··· Exercise material

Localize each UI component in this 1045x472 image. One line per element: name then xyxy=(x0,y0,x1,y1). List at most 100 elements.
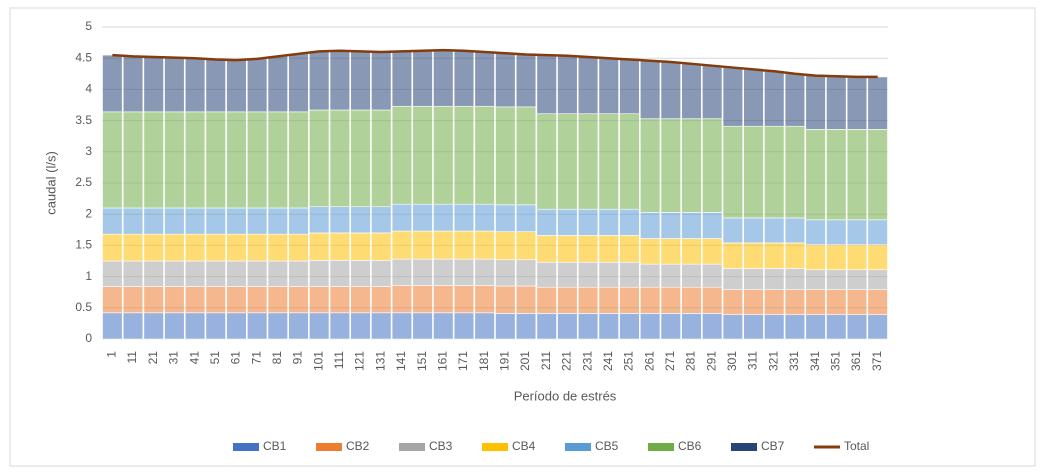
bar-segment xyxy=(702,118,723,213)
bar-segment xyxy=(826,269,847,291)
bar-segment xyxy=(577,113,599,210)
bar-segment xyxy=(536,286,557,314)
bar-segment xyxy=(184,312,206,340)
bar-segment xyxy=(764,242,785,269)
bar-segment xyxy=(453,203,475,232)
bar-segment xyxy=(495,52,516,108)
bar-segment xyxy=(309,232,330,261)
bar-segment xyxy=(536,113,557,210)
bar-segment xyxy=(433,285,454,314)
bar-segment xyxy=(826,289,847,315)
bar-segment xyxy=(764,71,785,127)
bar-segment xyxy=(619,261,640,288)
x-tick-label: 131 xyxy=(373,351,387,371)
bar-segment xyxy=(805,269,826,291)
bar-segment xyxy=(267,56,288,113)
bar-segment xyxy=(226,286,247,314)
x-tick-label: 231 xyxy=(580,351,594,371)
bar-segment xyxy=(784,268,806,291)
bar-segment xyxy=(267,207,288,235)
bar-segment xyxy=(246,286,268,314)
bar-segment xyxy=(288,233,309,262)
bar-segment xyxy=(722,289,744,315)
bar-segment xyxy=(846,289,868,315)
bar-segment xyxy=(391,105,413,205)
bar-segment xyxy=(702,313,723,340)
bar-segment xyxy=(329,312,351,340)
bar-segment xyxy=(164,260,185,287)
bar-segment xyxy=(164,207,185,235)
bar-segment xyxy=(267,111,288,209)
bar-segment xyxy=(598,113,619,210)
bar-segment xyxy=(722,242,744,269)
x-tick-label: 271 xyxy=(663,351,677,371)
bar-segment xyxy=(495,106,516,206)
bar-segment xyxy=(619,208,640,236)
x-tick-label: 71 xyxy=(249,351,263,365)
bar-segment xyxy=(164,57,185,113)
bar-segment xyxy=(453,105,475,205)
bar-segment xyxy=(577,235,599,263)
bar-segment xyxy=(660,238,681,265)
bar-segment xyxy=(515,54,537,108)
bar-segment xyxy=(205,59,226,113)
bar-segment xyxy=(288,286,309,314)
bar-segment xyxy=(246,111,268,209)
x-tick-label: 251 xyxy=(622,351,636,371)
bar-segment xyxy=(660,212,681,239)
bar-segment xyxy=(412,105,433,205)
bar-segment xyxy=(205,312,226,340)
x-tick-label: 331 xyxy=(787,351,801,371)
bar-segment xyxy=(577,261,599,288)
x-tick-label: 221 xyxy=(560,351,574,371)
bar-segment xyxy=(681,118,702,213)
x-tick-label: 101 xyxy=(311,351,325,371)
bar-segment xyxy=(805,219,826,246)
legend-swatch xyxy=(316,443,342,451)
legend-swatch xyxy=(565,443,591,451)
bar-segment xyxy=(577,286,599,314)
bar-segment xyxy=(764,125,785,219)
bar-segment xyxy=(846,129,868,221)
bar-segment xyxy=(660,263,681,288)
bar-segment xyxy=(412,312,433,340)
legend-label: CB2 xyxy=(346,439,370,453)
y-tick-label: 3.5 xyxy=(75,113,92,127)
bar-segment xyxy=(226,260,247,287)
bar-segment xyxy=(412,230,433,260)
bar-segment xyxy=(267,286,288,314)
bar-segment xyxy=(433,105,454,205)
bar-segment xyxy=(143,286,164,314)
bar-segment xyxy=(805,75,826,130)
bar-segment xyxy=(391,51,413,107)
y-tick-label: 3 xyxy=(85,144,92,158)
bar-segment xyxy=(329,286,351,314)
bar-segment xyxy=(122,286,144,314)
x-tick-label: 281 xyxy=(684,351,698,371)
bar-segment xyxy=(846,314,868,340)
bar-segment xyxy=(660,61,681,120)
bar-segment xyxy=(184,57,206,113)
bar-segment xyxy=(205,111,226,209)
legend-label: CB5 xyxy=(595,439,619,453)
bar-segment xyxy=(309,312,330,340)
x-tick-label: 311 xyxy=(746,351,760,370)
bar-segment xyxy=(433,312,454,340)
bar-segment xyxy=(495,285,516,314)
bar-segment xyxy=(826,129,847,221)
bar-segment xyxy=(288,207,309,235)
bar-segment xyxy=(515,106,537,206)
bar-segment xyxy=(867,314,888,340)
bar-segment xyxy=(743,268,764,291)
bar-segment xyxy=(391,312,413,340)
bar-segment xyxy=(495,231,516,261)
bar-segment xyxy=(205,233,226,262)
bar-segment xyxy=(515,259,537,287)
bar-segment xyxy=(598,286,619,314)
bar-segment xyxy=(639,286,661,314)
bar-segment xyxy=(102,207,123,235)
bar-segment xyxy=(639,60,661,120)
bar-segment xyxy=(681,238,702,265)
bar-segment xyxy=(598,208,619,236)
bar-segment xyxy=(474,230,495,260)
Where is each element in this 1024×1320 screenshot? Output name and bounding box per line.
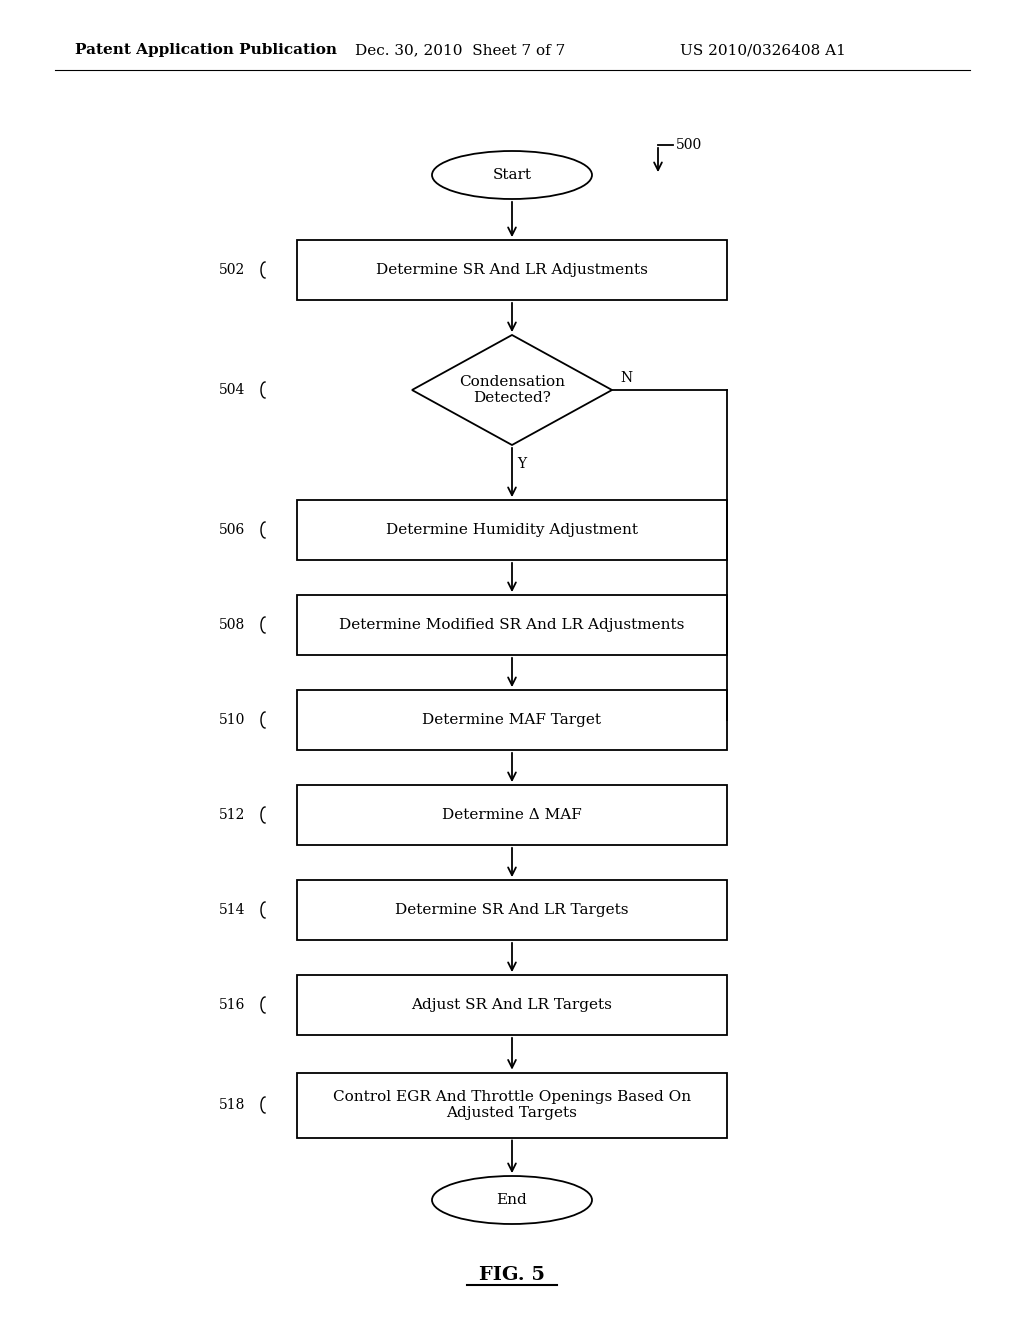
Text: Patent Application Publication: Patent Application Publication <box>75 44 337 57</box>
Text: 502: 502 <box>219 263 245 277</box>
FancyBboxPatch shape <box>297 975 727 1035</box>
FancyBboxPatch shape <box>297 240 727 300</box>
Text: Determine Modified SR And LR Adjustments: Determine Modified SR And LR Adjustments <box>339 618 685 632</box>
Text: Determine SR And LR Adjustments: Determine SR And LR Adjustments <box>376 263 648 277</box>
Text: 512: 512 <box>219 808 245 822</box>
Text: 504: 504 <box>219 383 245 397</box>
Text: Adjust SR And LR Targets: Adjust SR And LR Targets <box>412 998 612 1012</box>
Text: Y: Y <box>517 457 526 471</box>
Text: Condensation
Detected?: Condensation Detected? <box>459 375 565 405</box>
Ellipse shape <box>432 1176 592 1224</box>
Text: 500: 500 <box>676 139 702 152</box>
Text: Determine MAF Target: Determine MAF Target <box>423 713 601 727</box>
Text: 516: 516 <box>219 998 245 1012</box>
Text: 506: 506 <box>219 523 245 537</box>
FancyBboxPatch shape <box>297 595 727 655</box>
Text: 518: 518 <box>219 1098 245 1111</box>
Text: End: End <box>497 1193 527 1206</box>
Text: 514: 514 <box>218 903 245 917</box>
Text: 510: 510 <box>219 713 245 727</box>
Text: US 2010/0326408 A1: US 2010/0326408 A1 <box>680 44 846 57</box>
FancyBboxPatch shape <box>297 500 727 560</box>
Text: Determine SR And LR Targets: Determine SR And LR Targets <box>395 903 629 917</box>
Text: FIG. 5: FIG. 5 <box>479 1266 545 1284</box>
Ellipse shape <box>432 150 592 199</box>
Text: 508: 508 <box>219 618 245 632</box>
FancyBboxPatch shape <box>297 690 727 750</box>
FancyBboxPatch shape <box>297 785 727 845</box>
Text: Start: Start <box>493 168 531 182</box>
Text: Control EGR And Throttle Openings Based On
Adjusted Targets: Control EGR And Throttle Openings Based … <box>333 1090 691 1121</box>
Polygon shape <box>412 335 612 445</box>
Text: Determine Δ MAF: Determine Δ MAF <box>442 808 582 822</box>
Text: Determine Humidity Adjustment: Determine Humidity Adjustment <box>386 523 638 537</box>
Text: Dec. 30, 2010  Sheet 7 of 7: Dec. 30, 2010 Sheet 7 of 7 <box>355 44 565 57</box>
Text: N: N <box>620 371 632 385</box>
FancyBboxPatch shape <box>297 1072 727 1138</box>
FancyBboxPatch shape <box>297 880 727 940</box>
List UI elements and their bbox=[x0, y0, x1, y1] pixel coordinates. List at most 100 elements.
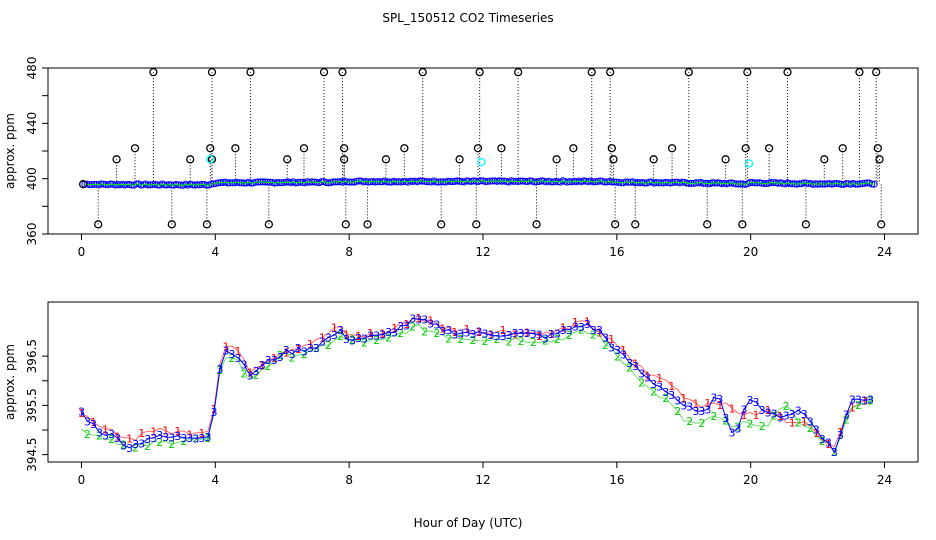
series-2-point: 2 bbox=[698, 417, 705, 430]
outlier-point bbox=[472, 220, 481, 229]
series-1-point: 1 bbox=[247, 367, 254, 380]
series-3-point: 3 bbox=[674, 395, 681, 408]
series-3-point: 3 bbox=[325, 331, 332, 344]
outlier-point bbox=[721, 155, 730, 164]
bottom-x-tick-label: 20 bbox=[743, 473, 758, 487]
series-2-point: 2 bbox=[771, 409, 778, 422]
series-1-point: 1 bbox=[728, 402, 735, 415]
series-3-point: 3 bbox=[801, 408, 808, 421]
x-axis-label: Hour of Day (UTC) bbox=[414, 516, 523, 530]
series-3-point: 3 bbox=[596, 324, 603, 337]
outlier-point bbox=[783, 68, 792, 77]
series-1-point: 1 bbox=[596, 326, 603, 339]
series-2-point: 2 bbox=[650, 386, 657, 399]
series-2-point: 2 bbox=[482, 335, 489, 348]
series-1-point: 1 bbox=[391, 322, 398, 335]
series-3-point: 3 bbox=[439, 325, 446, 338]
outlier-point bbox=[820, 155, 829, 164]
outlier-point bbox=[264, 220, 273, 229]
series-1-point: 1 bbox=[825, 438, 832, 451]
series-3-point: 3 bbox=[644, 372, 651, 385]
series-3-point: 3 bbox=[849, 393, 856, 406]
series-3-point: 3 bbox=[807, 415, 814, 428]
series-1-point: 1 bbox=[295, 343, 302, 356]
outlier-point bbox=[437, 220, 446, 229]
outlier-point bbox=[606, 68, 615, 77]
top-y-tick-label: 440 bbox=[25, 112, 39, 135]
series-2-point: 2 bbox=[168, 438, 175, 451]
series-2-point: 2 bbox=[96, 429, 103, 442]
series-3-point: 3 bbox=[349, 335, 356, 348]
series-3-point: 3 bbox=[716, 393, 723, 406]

······

**Directions**
Format the lines from the one containing "Text: Patent Application" through the one containing "Text: Dec. 30, 2010", inclusive, as a JSON list of strings with one string per line and no blank lines.

**Finished answer**
[
  "Text: Patent Application Publication: Patent Application Publication <box>75 44 337 57</box>",
  "Text: 502: 502 <box>219 263 245 277</box>",
  "FancyBboxPatch shape <box>297 975 727 1035</box>",
  "FancyBboxPatch shape <box>297 240 727 300</box>",
  "Text: Determine Modified SR And LR Adjustments: Determine Modified SR And LR Adjustments <box>339 618 685 632</box>",
  "Text: Determine SR And LR Adjustments: Determine SR And LR Adjustments <box>376 263 648 277</box>",
  "Text: 512: 512 <box>219 808 245 822</box>",
  "Text: 504: 504 <box>219 383 245 397</box>",
  "Text: Adjust SR And LR Targets: Adjust SR And LR Targets <box>412 998 612 1012</box>",
  "Text: Y: Y <box>517 457 526 471</box>",
  "Text: Condensation",
  "Detected?: Condensation Detected? <box>459 375 565 405</box>",
  "Ellipse shape <box>432 1176 592 1224</box>",
  "Text: 500: 500 <box>676 139 702 152</box>",
  "Text: Determine MAF Target: Determine MAF Target <box>423 713 601 727</box>",
  "Text: 516: 516 <box>219 998 245 1012</box>",
  "Text: 506: 506 <box>219 523 245 537</box>",
  "FancyBboxPatch shape <box>297 595 727 655</box>",
  "Text: 518: 518 <box>219 1098 245 1111</box>",
  "Text: End: End <box>497 1193 527 1206</box>",
  "Text: 514: 514 <box>218 903 245 917</box>",
  "Text: 510: 510 <box>219 713 245 727</box>",
  "Text: US 2010/0326408 A1: US 2010/0326408 A1 <box>680 44 846 57</box>",
  "FancyBboxPatch shape <box>297 500 727 560</box>",
  "Text: Determine SR And LR Targets: Determine SR And LR Targets <box>395 903 629 917</box>",
  "Text: FIG. 5: FIG. 5 <box>479 1266 545 1284</box>",
  "Ellipse shape <box>432 150 592 199</box>",
  "Text: 508: 508 <box>219 618 245 632</box>",
  "FancyBboxPatch shape <box>297 690 727 750</box>",
  "FancyBboxPatch shape <box>297 785 727 845</box>",
  "Text: Start: Start <box>493 168 531 182</box>",
  "Text: Control EGR And Throttle Openings Based On",
  "Adjusted Targets: Control EGR And Throttle Openings Based … <box>333 1090 691 1121</box>",
  "Polygon shape <box>412 335 612 445</box>",
  "Text: Determine Δ MAF: Determine Δ MAF <box>442 808 582 822</box>",
  "Text: Determine Humidity Adjustment: Determine Humidity Adjustment <box>386 523 638 537</box>",
  "Text: Dec. 30, 2010  Sheet 7 of 7: Dec. 30, 2010 Sheet 7 of 7 <box>355 44 565 57</box>"
]